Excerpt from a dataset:

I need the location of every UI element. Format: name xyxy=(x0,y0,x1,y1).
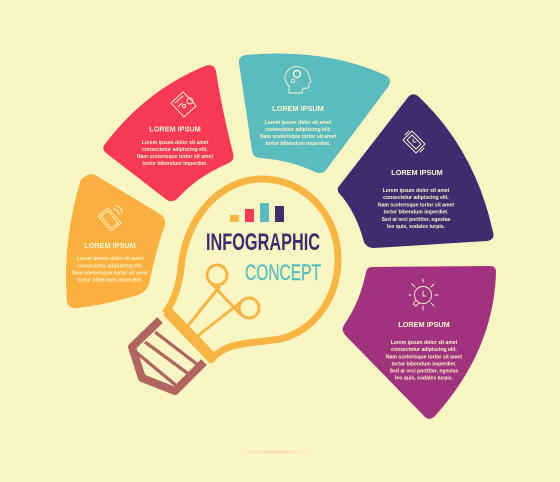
panel: red xyxy=(103,65,233,201)
text: red: Nam scelerisque tortor sit amet xyxy=(137,154,213,160)
text: orange xyxy=(72,256,148,284)
bulb collar xyxy=(167,311,214,360)
text: purple: Sed at orci porttitor, egestas xyxy=(390,368,459,374)
text: red xyxy=(137,140,213,167)
text: navy: Nam scelerisque tortor sit amet xyxy=(378,202,454,208)
text: teal: consectetur adipiscing elit. xyxy=(265,127,331,133)
panel: orange xyxy=(66,174,165,308)
text: teal: tortor bibendum imperdiet. xyxy=(265,141,331,147)
text: purple: consectetur adipiscing elit. xyxy=(391,347,457,353)
text: orange: tortor bibendum imperdiet. xyxy=(77,278,143,284)
icon: head gear xyxy=(285,67,311,93)
bulb outline xyxy=(165,179,338,361)
panel: purple xyxy=(343,266,496,419)
panel: navy xyxy=(338,94,493,248)
text: navy: consectetur adipiscing elit. xyxy=(383,195,449,201)
icon: phone xyxy=(98,206,122,231)
light bulb xyxy=(132,179,338,391)
text: purple xyxy=(386,340,462,382)
heading: orange: LOREM IPSUM xyxy=(84,241,136,250)
icon: light bulb xyxy=(409,279,438,310)
text: purple: Nam scelerisque tortor sit amet xyxy=(386,354,462,360)
bulb filament xyxy=(186,265,259,338)
text: orange: consectetur adipiscing elit. xyxy=(77,264,143,270)
text: navy xyxy=(378,188,454,230)
text: purple: Lorem ipsum dolor sit amet xyxy=(391,340,458,346)
heading: purple: LOREM IPSUM xyxy=(398,320,450,329)
title: concept: CONCEPT xyxy=(245,260,321,285)
heading: teal: LOREM IPSUM xyxy=(272,104,324,113)
bulb base stripes xyxy=(137,332,198,387)
text: purple: leo quis, sodales turpis. xyxy=(395,376,454,382)
panel: teal xyxy=(239,54,390,173)
text: navy: leo quis, sodales turpis. xyxy=(387,224,446,230)
text: navy: tortor bibendum imperdiet. xyxy=(383,210,449,216)
text: orange: Lorem ipsum dolor sit amet xyxy=(77,256,144,262)
icon: watch xyxy=(403,131,425,153)
text: red: tortor bibendum imperdiet. xyxy=(142,161,208,167)
text: teal: Lorem ipsum dolor sit amet xyxy=(265,120,332,126)
ground shadow xyxy=(237,450,313,454)
text: purple: tortor bibendum imperdiet. xyxy=(391,362,457,368)
text: red: consectetur adipiscing elit. xyxy=(142,147,208,153)
text: navy: Lorem ipsum dolor sit amet xyxy=(383,188,450,194)
bulb base xyxy=(132,320,204,391)
icon: document gear xyxy=(171,92,196,117)
text: red: Lorem ipsum dolor sit amet xyxy=(142,140,209,146)
title: infographic: INFOGRAPHIC xyxy=(206,230,320,256)
text: navy: Sed at orci porttitor, egestas xyxy=(382,217,451,223)
text: teal xyxy=(260,120,336,147)
heading: red: LOREM IPSUM xyxy=(149,124,201,134)
text: orange: Nam scelerisque tortor sit amet xyxy=(72,270,148,276)
mini bar chart xyxy=(230,203,284,222)
heading: navy: LOREM IPSUM xyxy=(391,168,443,177)
text: teal: Nam scelerisque tortor sit amet xyxy=(260,134,336,140)
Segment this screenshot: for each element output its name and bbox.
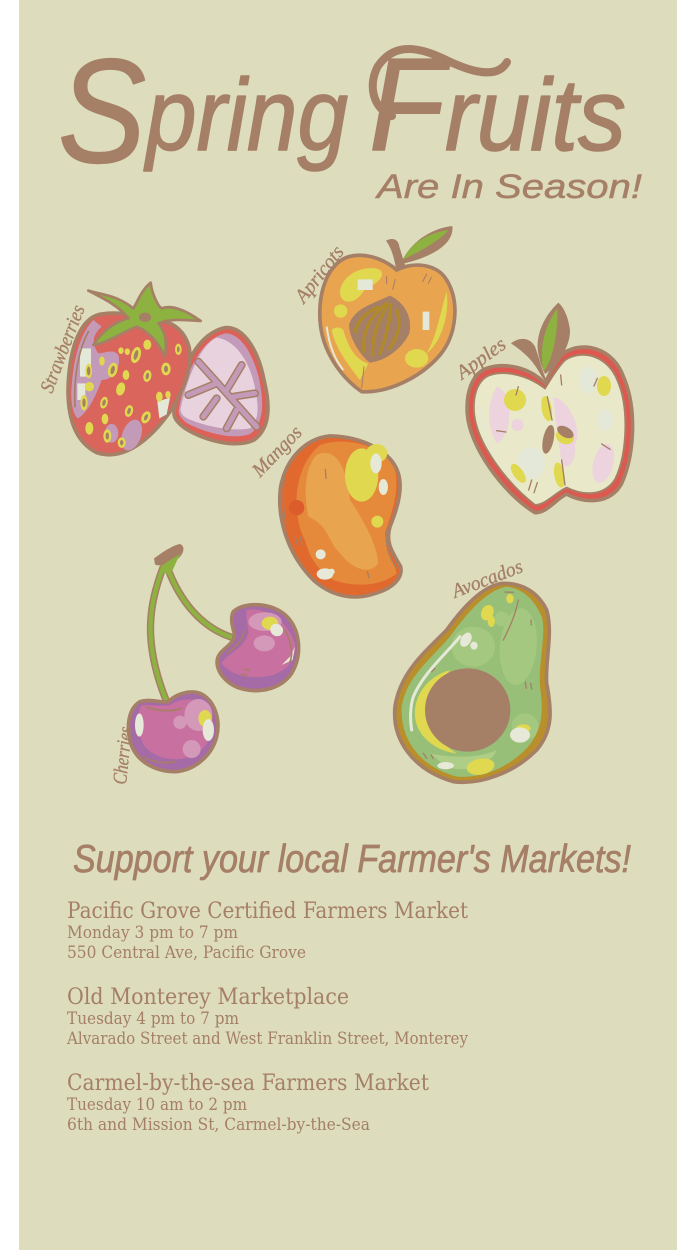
title word: Fruits: Fruits: [369, 31, 626, 178]
fruit: strawberries: [68, 283, 268, 455]
title word: Spring: S: [58, 29, 146, 194]
label: Avocados: Avocados: [447, 556, 526, 603]
apple stem and leaf: [511, 303, 570, 385]
market: Carmel-by-the-sea: Carmel-by-the-sea Farmers Market: [67, 1071, 429, 1096]
title flourish: [373, 49, 507, 116]
market: Carmel-by-the-sea: 6th and Mission St, Carmel-by-the-Sea: [67, 1115, 370, 1134]
apricot pit: [350, 297, 409, 362]
strawberry half: [174, 328, 268, 444]
label: Apples: Apples: [450, 333, 510, 385]
label: Cherries: Cherries: [109, 725, 137, 786]
label: Strawberries: Strawberries: [36, 302, 90, 396]
fruit: avocado: [395, 583, 550, 782]
market: Carmel-by-the-sea: Tuesday 10 am to 2 pm: [67, 1095, 247, 1114]
market: Pacific Grove: Pacific Grove Certified Farmers Market: [67, 899, 468, 924]
fruit: apple: [467, 303, 633, 513]
market: Old Monterey: Old Monterey Marketplace: [67, 985, 349, 1010]
lower cherry: [128, 692, 218, 772]
market: Pacific Grove: [67, 899, 468, 962]
strawberry whole: [68, 283, 201, 455]
apple body: [467, 347, 633, 513]
title word: Spring: pring: [143, 58, 348, 172]
apricot body: [320, 255, 455, 392]
market: Old Monterey: Tuesday 4 pm to 7 pm: [67, 1009, 239, 1028]
cherry stems: [150, 544, 232, 702]
title: [58, 29, 643, 206]
market: Pacific Grove: Monday 3 pm to 7 pm: [67, 923, 238, 942]
fruit: apricot: [320, 226, 455, 392]
label: Mangos: Mangos: [247, 421, 307, 482]
label: Apricots: Apricots: [289, 241, 349, 309]
upper cherry: [217, 605, 299, 691]
avocado pit: [425, 668, 510, 752]
market: Pacific Grove: 550 Central Ave, Pacific Grove: [67, 943, 306, 962]
apricot stem and leaf: [386, 226, 452, 273]
market: Old Monterey: [66, 985, 469, 1048]
market: Old Monterey: Alvarado Street and West Franklin Street, Monterey: [66, 1029, 469, 1048]
fruit: cherries: [128, 544, 299, 772]
call to action heading: Support your local Farmer's Markets!: [73, 838, 631, 881]
fruit: mango: [280, 436, 401, 597]
subtitle: Are In Season!: [375, 168, 643, 206]
market: Carmel-by-the-sea: [67, 1071, 429, 1134]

Exercise description> Rewrite all the records above with "Old Monterey" swapped for "Downtown Monterey", leaving everything else as it is and keeping the pictures out.

Solution below>
I need the location of every UI element. Format: name xyxy=(x0,y0,x1,y1).
panel: red xyxy=(103,65,233,201)
text: red: Nam scelerisque tortor sit amet xyxy=(137,154,213,160)
text: orange xyxy=(72,256,148,284)
bulb collar xyxy=(167,311,214,360)
text: purple: Sed at orci porttitor, egestas xyxy=(390,368,459,374)
text: red xyxy=(137,140,213,167)
text: navy: Nam scelerisque tortor sit amet xyxy=(378,202,454,208)
text: teal: consectetur adipiscing elit. xyxy=(265,127,331,133)
panel: orange xyxy=(66,174,165,308)
text: teal: tortor bibendum imperdiet. xyxy=(265,141,331,147)
text: purple: consectetur adipiscing elit. xyxy=(391,347,457,353)
text: orange: tortor bibendum imperdiet. xyxy=(77,278,143,284)
icon: head gear xyxy=(285,67,311,93)
bulb outline xyxy=(165,179,338,361)
panel: purple xyxy=(343,266,496,419)
panel: navy xyxy=(338,94,493,248)
text: navy: consectetur adipiscing elit. xyxy=(383,195,449,201)
icon: phone xyxy=(98,206,122,231)
light bulb xyxy=(132,179,338,391)
text: purple xyxy=(386,340,462,382)
heading: orange: LOREM IPSUM xyxy=(84,241,136,250)
icon: light bulb xyxy=(409,279,438,310)
text: purple: Nam scelerisque tortor sit amet xyxy=(386,354,462,360)
bulb filament xyxy=(186,265,259,338)
text: orange: consectetur adipiscing elit. xyxy=(77,264,143,270)
text: navy xyxy=(378,188,454,230)
text: purple: Lorem ipsum dolor sit amet xyxy=(391,340,458,346)
heading: purple: LOREM IPSUM xyxy=(398,320,450,329)
title: concept: CONCEPT xyxy=(245,260,321,285)
heading: teal: LOREM IPSUM xyxy=(272,104,324,113)
bulb base stripes xyxy=(137,332,198,387)
text: purple: leo quis, sodales turpis. xyxy=(395,376,454,382)
panel: teal xyxy=(239,54,390,173)
text: navy: leo quis, sodales turpis. xyxy=(387,224,446,230)
text: navy: tortor bibendum imperdiet. xyxy=(383,210,449,216)
text: orange: Lorem ipsum dolor sit amet xyxy=(77,256,144,262)
icon: watch xyxy=(403,131,425,153)
text: red: tortor bibendum imperdiet. xyxy=(142,161,208,167)
text: teal: Lorem ipsum dolor sit amet xyxy=(265,120,332,126)
ground shadow xyxy=(237,450,313,454)
text: purple: tortor bibendum imperdiet. xyxy=(391,362,457,368)
text: red: consectetur adipiscing elit. xyxy=(142,147,208,153)
text: navy: Lorem ipsum dolor sit amet xyxy=(383,188,450,194)
bulb base xyxy=(132,320,204,391)
icon: document gear xyxy=(171,92,196,117)
text: red: Lorem ipsum dolor sit amet xyxy=(142,140,209,146)
title: infographic: INFOGRAPHIC xyxy=(206,230,320,256)
text: navy: Sed at orci porttitor, egestas xyxy=(382,217,451,223)
text: teal xyxy=(260,120,336,147)
heading: red: LOREM IPSUM xyxy=(149,124,201,134)
text: orange: Nam scelerisque tortor sit amet xyxy=(72,270,148,276)
mini bar chart xyxy=(230,203,284,222)
heading: navy: LOREM IPSUM xyxy=(391,168,443,177)
text: teal: Nam scelerisque tortor sit amet xyxy=(260,134,336,140)
Segment this screenshot: for each element output its name and bbox.
title word: Fruits: Fruits: [369, 31, 626, 178]
fruit: strawberries: [68, 283, 268, 455]
title word: Spring: S: [58, 29, 146, 194]
label: Avocados: Avocados: [447, 556, 526, 603]
apple stem and leaf: [511, 303, 570, 385]
market: Carmel-by-the-sea: Carmel-by-the-sea Farmers Market: [67, 1071, 429, 1096]
title flourish: [373, 49, 507, 116]
market: Carmel-by-the-sea: 6th and Mission St, Carmel-by-the-Sea: [67, 1115, 370, 1134]
apricot pit: [350, 297, 409, 362]
strawberry half: [174, 328, 268, 444]
label: Apples: Apples: [450, 333, 510, 385]
label: Cherries: Cherries: [109, 725, 137, 786]
label: Strawberries: Strawberries: [36, 302, 90, 396]
fruit: avocado: [395, 583, 550, 782]
market: Carmel-by-the-sea: Tuesday 10 am to 2 pm: [67, 1095, 247, 1114]
market: Pacific Grove: Pacific Grove Certified Farmers Market: [67, 899, 468, 924]
fruit: apple: [467, 303, 633, 513]
market: Downtown Monterey: Downtown Monterey Marketplace: [67, 985, 349, 1010]
lower cherry: [128, 692, 218, 772]
market: Pacific Grove: [67, 899, 468, 962]
strawberry whole: [68, 283, 201, 455]
apple body: [467, 347, 633, 513]
title word: Spring: pring: [143, 58, 348, 172]
apricot body: [320, 255, 455, 392]
market: Downtown Monterey: Tuesday 4 pm to 7 pm: [67, 1009, 239, 1028]
cherry stems: [150, 544, 232, 702]
title: [58, 29, 643, 206]
market: Pacific Grove: Monday 3 pm to 7 pm: [67, 923, 238, 942]
fruit: apricot: [320, 226, 455, 392]
label: Mangos: Mangos: [247, 421, 307, 482]
label: Apricots: Apricots: [289, 241, 349, 309]
upper cherry: [217, 605, 299, 691]
avocado pit: [425, 668, 510, 752]
market: Pacific Grove: 550 Central Ave, Pacific Grove: [67, 943, 306, 962]
apricot stem and leaf: [386, 226, 452, 273]
market: Downtown Monterey: [66, 985, 469, 1048]
market: Downtown Monterey: Alvarado Street and West Franklin Street, Monterey: [66, 1029, 469, 1048]
fruit: cherries: [128, 544, 299, 772]
call to action heading: Support your local Farmer's Markets!: [73, 838, 631, 881]
fruit: mango: [280, 436, 401, 597]
subtitle: Are In Season!: [375, 168, 643, 206]
market: Carmel-by-the-sea: [67, 1071, 429, 1134]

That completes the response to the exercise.